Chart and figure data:
• • •
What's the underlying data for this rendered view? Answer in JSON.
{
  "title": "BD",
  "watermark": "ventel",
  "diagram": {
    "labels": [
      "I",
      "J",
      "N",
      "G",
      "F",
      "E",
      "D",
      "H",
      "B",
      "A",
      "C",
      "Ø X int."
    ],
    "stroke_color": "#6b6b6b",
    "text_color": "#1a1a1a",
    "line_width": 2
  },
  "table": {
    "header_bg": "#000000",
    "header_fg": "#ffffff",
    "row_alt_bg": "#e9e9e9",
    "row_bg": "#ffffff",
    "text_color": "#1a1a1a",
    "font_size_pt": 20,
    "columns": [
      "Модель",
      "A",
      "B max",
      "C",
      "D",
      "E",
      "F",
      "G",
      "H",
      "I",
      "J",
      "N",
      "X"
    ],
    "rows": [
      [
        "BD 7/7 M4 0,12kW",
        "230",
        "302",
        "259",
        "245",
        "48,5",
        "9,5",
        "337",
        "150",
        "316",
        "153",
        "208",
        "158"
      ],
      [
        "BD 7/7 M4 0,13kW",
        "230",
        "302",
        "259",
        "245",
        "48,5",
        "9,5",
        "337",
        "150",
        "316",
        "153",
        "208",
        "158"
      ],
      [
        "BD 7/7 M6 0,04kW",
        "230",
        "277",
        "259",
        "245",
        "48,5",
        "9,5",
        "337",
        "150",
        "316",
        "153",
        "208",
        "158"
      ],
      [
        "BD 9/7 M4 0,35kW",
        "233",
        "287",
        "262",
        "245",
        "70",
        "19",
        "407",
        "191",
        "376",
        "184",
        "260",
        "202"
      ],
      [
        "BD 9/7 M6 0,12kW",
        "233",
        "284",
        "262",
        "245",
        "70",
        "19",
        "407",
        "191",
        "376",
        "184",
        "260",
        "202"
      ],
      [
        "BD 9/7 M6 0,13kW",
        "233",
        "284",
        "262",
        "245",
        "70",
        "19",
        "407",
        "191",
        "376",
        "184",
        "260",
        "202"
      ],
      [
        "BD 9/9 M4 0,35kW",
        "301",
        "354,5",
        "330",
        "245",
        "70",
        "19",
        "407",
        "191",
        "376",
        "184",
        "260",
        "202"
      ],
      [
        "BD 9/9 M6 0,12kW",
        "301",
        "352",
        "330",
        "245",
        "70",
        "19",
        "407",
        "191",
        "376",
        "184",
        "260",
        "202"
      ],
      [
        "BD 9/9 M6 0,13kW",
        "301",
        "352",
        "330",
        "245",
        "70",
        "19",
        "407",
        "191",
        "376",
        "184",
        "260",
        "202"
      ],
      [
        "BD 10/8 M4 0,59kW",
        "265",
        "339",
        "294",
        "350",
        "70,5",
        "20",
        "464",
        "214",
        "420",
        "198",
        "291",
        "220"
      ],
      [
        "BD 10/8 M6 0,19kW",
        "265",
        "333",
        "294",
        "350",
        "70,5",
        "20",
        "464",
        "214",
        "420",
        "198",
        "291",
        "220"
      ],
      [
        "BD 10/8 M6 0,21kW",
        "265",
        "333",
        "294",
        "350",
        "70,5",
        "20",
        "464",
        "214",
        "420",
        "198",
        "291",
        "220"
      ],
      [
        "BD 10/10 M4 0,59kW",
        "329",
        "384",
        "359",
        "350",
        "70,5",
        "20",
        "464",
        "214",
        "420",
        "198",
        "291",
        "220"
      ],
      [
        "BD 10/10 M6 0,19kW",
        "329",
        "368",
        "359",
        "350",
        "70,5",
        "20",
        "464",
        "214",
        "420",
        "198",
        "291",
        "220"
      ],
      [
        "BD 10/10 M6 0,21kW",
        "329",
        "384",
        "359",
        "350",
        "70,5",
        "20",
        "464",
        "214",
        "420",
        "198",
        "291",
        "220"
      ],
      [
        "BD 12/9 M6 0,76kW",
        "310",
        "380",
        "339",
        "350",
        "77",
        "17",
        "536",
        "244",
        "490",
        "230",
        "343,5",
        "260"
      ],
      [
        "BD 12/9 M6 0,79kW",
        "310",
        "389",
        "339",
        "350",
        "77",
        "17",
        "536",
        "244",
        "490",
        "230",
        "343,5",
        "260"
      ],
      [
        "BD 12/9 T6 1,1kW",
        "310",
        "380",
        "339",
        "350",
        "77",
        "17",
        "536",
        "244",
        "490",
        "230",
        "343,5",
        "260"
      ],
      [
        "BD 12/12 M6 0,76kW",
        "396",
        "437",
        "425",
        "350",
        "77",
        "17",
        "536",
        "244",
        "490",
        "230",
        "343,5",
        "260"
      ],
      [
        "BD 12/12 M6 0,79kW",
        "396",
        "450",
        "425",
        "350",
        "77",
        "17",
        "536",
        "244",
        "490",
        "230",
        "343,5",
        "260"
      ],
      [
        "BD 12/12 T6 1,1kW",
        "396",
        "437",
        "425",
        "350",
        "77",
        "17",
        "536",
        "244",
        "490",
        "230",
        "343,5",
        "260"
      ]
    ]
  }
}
• • •
_Aim of the task_
Reproduce the whole listing word for word.

_Solution to this exercise_
What's the underlying data for this rendered view? Answer in JSON.
{
  "title": "BD",
  "watermark": "ventel",
  "diagram": {
    "labels": [
      "I",
      "J",
      "N",
      "G",
      "F",
      "E",
      "D",
      "H",
      "B",
      "A",
      "C",
      "Ø X int."
    ],
    "stroke_color": "#6b6b6b",
    "text_color": "#1a1a1a",
    "line_width": 2
  },
  "table": {
    "header_bg": "#000000",
    "header_fg": "#ffffff",
    "row_alt_bg": "#e9e9e9",
    "row_bg": "#ffffff",
    "text_color": "#1a1a1a",
    "font_size_pt": 20,
    "columns": [
      "Модель",
      "A",
      "B max",
      "C",
      "D",
      "E",
      "F",
      "G",
      "H",
      "I",
      "J",
      "N",
      "X"
    ],
    "rows": [
      [
        "BD 7/7 M4 0,12kW",
        "230",
        "302",
        "259",
        "245",
        "48,5",
        "9,5",
        "337",
        "150",
        "316",
        "153",
        "208",
        "158"
      ],
      [
        "BD 7/7 M4 0,13kW",
        "230",
        "302",
        "259",
        "245",
        "48,5",
        "9,5",
        "337",
        "150",
        "316",
        "153",
        "208",
        "158"
      ],
      [
        "BD 7/7 M6 0,04kW",
        "230",
        "277",
        "259",
        "245",
        "48,5",
        "9,5",
        "337",
        "150",
        "316",
        "153",
        "208",
        "158"
      ],
      [
        "BD 9/7 M4 0,35kW",
        "233",
        "287",
        "262",
        "245",
        "70",
        "19",
        "407",
        "191",
        "376",
        "184",
        "260",
        "202"
      ],
      [
        "BD 9/7 M6 0,12kW",
        "233",
        "284",
        "262",
        "245",
        "70",
        "19",
        "407",
        "191",
        "376",
        "184",
        "260",
        "202"
      ],
      [
        "BD 9/7 M6 0,13kW",
        "233",
        "284",
        "262",
        "245",
        "70",
        "19",
        "407",
        "191",
        "376",
        "184",
        "260",
        "202"
      ],
      [
        "BD 9/9 M4 0,35kW",
        "301",
        "354,5",
        "330",
        "245",
        "70",
        "19",
        "407",
        "191",
        "376",
        "184",
        "260",
        "202"
      ],
      [
        "BD 9/9 M6 0,12kW",
        "301",
        "352",
        "330",
        "245",
        "70",
        "19",
        "407",
        "191",
        "376",
        "184",
        "260",
        "202"
      ],
      [
        "BD 9/9 M6 0,13kW",
        "301",
        "352",
        "330",
        "245",
        "70",
        "19",
        "407",
        "191",
        "376",
        "184",
        "260",
        "202"
      ],
      [
        "BD 10/8 M4 0,59kW",
        "265",
        "339",
        "294",
        "350",
        "70,5",
        "20",
        "464",
        "214",
        "420",
        "198",
        "291",
        "220"
      ],
      [
        "BD 10/8 M6 0,19kW",
        "265",
        "333",
        "294",
        "350",
        "70,5",
        "20",
        "464",
        "214",
        "420",
        "198",
        "291",
        "220"
      ],
      [
        "BD 10/8 M6 0,21kW",
        "265",
        "333",
        "294",
        "350",
        "70,5",
        "20",
        "464",
        "214",
        "420",
        "198",
        "291",
        "220"
      ],
      [
        "BD 10/10 M4 0,59kW",
        "329",
        "384",
        "359",
        "350",
        "70,5",
        "20",
        "464",
        "214",
        "420",
        "198",
        "291",
        "220"
      ],
      [
        "BD 10/10 M6 0,19kW",
        "329",
        "368",
        "359",
        "350",
        "70,5",
        "20",
        "464",
        "214",
        "420",
        "198",
        "291",
        "220"
      ],
      [
        "BD 10/10 M6 0,21kW",
        "329",
        "384",
        "359",
        "350",
        "70,5",
        "20",
        "464",
        "214",
        "420",
        "198",
        "291",
        "220"
      ],
      [
        "BD 12/9 M6 0,76kW",
        "310",
        "380",
        "339",
        "350",
        "77",
        "17",
        "536",
        "244",
        "490",
        "230",
        "343,5",
        "260"
      ],
      [
        "BD 12/9 M6 0,79kW",
        "310",
        "389",
        "339",
        "350",
        "77",
        "17",
        "536",
        "244",
        "490",
        "230",
        "343,5",
        "260"
      ],
      [
        "BD 12/9 T6 1,1kW",
        "310",
        "380",
        "339",
        "350",
        "77",
        "17",
        "536",
        "244",
        "490",
        "230",
        "343,5",
        "260"
      ],
      [
        "BD 12/12 M6 0,76kW",
        "396",
        "437",
        "425",
        "350",
        "77",
        "17",
        "536",
        "244",
        "490",
        "230",
        "343,5",
        "260"
      ],
      [
        "BD 12/12 M6 0,79kW",
        "396",
        "450",
        "425",
        "350",
        "77",
        "17",
        "536",
        "244",
        "490",
        "230",
        "343,5",
        "260"
      ],
      [
        "BD 12/12 T6 1,1kW",
        "396",
        "437",
        "425",
        "350",
        "77",
        "17",
        "536",
        "244",
        "490",
        "230",
        "343,5",
        "260"
      ]
    ]
  }
}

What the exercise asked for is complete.